(Dataset rows)
►
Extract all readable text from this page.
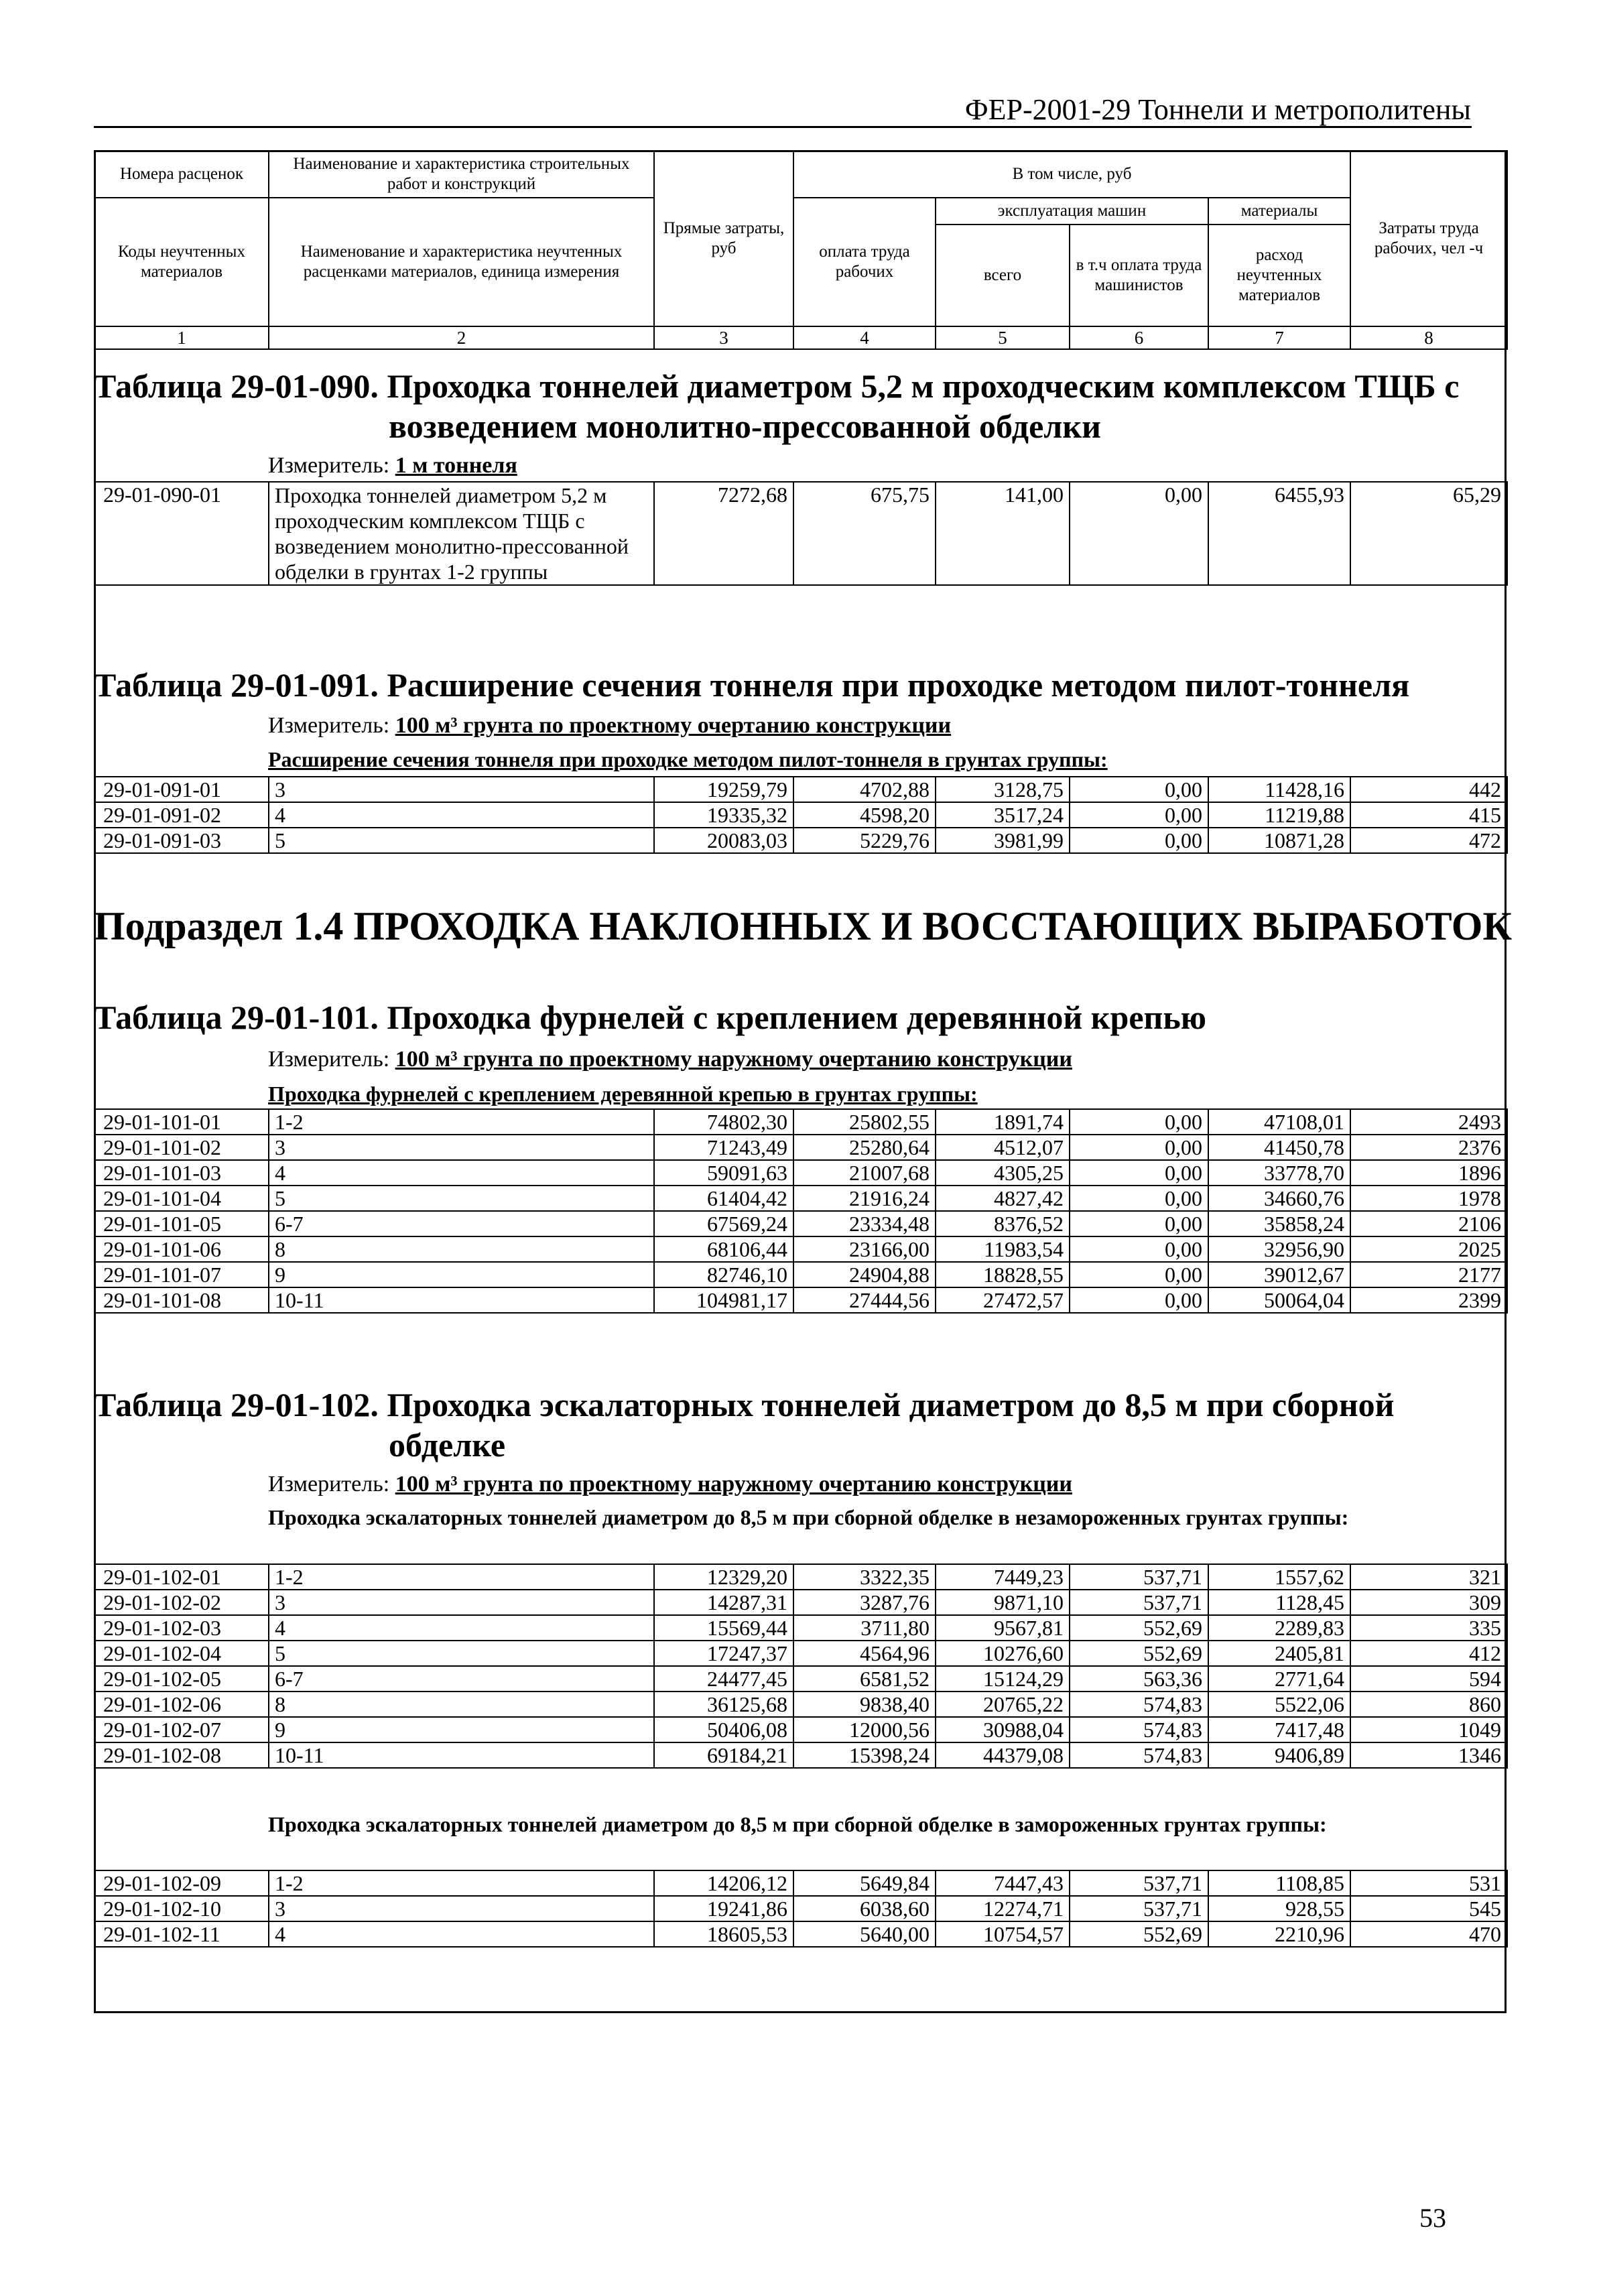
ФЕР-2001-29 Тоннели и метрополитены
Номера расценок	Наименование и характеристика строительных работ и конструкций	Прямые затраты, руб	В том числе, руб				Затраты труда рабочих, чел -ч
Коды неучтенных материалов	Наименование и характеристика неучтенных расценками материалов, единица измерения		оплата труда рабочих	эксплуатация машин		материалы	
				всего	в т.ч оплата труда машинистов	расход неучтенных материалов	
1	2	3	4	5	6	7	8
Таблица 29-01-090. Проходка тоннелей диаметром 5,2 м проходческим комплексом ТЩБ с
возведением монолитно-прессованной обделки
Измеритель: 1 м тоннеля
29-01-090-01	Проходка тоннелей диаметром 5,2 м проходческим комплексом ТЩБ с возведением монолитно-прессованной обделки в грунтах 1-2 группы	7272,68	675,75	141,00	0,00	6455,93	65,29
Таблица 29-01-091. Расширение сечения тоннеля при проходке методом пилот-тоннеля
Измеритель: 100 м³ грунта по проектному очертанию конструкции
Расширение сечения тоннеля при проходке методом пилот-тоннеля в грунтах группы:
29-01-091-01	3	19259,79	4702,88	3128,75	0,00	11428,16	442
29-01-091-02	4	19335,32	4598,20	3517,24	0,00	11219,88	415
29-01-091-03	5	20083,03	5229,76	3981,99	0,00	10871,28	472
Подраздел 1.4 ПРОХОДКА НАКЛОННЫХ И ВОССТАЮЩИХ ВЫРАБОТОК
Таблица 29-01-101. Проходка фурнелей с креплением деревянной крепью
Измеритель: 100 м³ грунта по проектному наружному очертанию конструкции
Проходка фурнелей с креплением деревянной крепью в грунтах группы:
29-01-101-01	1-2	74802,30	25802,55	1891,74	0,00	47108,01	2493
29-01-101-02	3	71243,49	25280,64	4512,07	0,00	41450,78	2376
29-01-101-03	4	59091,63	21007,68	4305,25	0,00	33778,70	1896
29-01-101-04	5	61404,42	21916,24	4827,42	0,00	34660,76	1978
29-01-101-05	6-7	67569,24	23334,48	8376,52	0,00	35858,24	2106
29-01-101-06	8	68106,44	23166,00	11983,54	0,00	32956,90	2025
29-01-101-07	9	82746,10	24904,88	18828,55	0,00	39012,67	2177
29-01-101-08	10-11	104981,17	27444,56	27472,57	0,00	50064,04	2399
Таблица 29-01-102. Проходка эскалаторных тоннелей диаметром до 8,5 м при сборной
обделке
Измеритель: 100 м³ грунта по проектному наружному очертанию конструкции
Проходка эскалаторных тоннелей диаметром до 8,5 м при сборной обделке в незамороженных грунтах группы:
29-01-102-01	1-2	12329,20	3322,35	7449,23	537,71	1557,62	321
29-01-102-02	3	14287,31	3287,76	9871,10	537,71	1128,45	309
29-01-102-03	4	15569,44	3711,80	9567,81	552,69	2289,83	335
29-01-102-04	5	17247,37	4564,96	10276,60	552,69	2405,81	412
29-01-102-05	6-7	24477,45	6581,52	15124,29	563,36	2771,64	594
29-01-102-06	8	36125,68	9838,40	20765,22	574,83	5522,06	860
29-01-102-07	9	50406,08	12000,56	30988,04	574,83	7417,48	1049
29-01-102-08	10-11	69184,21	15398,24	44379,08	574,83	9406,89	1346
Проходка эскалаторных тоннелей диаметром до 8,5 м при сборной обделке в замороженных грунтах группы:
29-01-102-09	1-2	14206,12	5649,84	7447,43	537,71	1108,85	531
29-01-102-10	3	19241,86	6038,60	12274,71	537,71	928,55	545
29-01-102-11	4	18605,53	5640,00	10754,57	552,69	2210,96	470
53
◄
►
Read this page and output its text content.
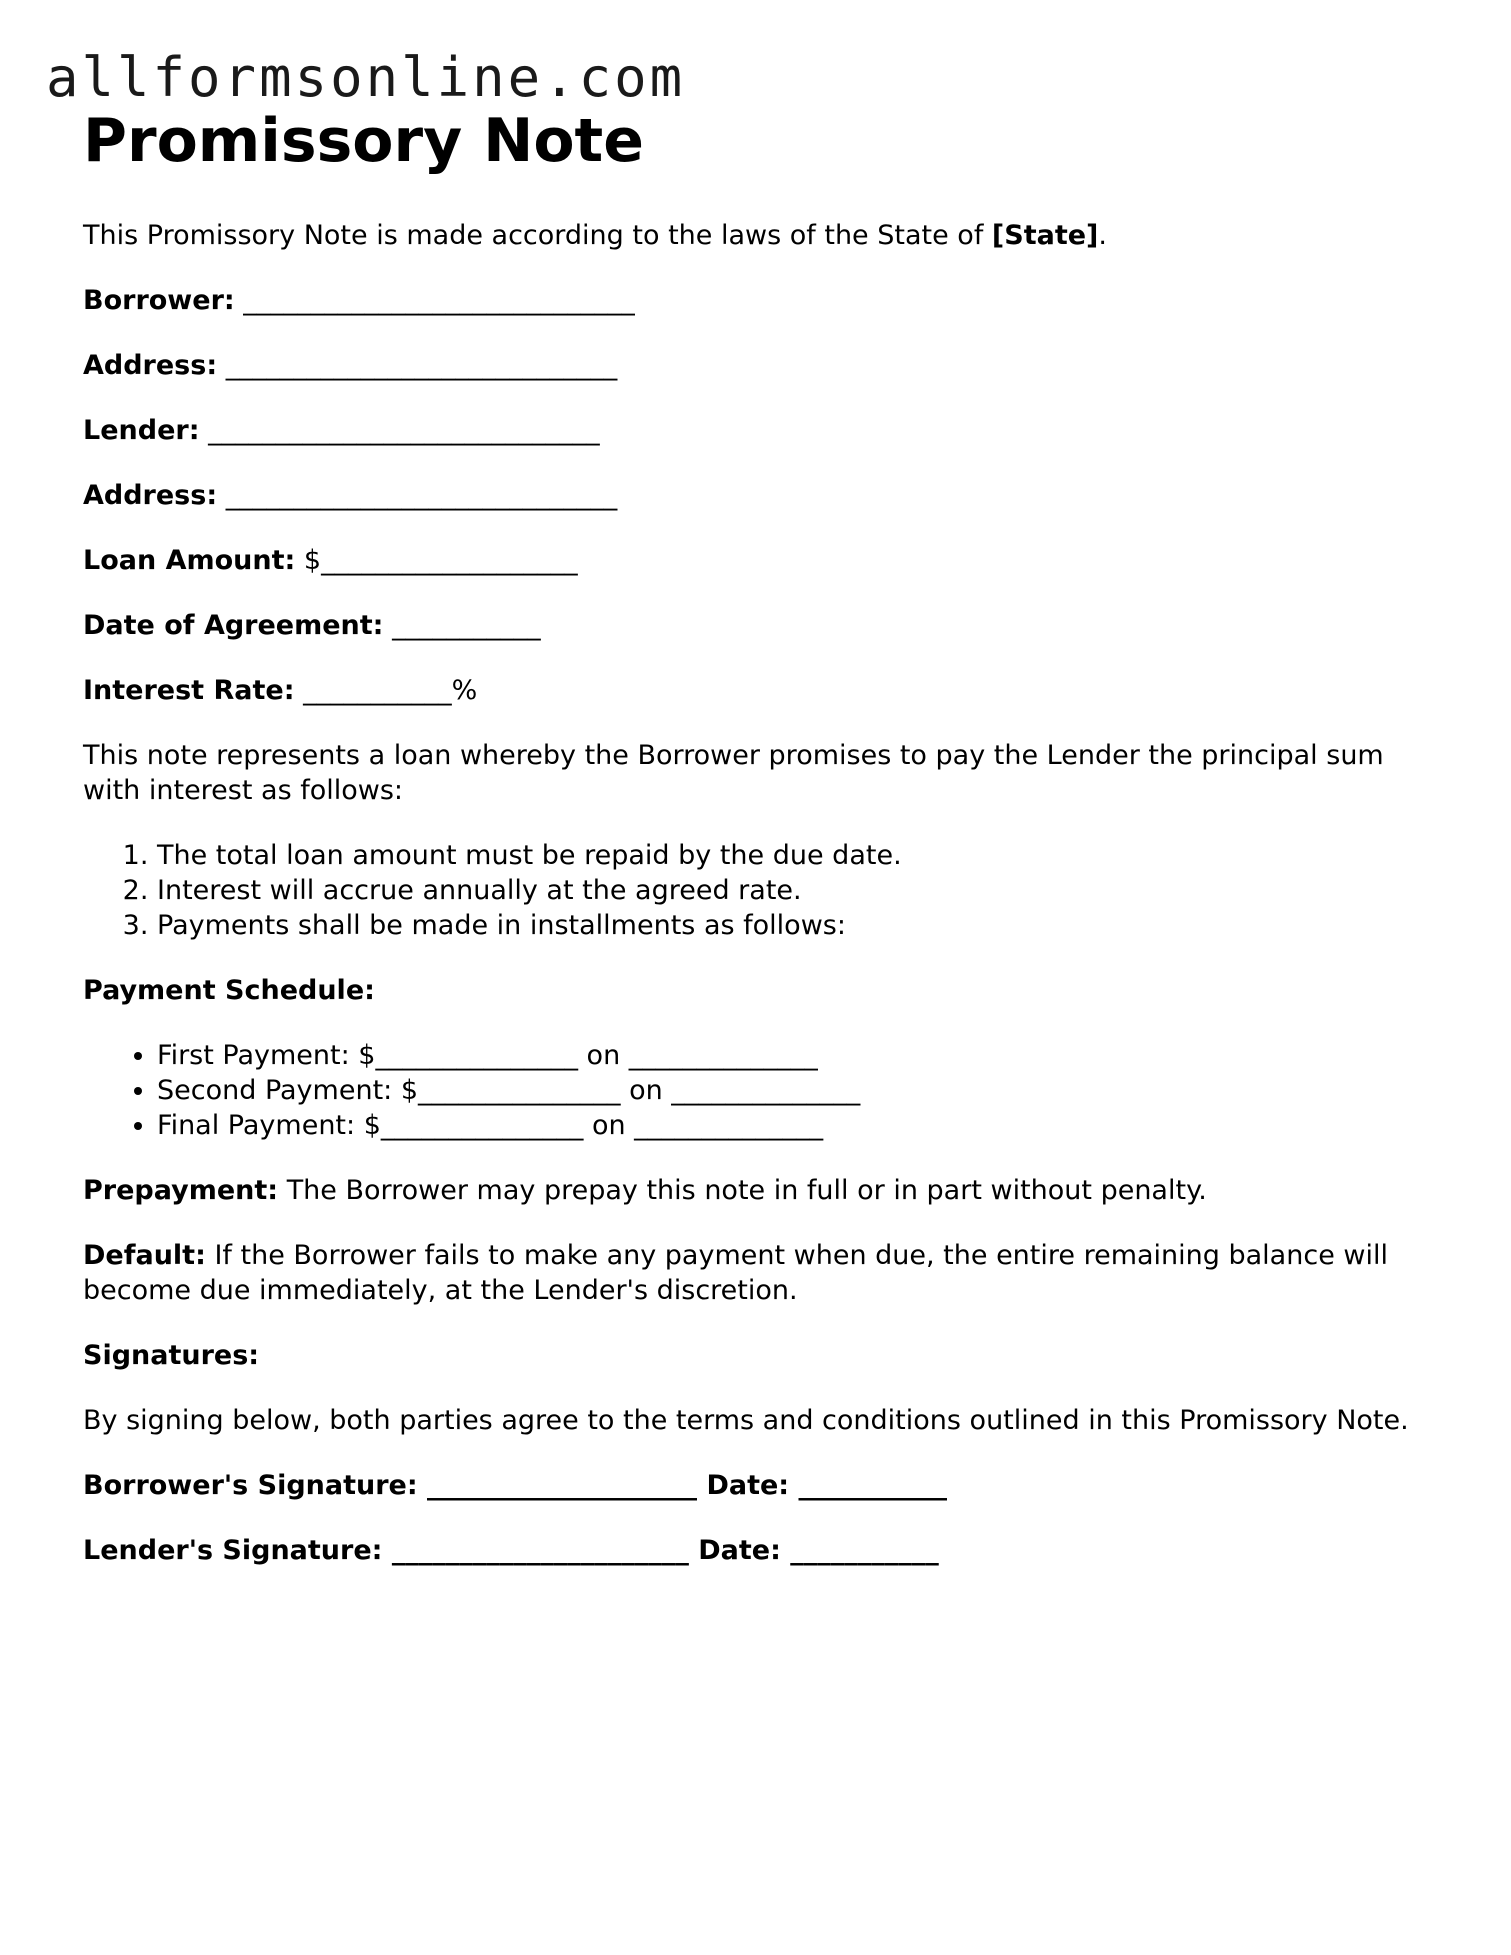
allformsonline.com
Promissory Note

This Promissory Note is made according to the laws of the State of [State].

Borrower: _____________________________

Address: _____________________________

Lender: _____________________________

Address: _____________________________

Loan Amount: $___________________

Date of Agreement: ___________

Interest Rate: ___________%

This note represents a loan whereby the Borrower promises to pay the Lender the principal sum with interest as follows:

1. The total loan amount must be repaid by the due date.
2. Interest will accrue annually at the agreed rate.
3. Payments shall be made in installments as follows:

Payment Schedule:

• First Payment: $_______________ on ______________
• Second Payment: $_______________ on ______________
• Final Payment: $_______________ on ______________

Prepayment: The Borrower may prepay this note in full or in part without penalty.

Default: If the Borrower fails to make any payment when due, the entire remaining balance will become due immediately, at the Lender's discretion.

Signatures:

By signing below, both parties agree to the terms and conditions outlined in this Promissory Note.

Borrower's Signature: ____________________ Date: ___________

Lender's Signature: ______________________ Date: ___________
◄
Each line that has the word "обделке" should be copied.

обделке
Проходка эскалаторных тоннелей диаметром до 8,5 м при сборной обделке в незамороженных грунтах группы:
Проходка эскалаторных тоннелей диаметром до 8,5 м при сборной обделке в замороженных грунтах группы:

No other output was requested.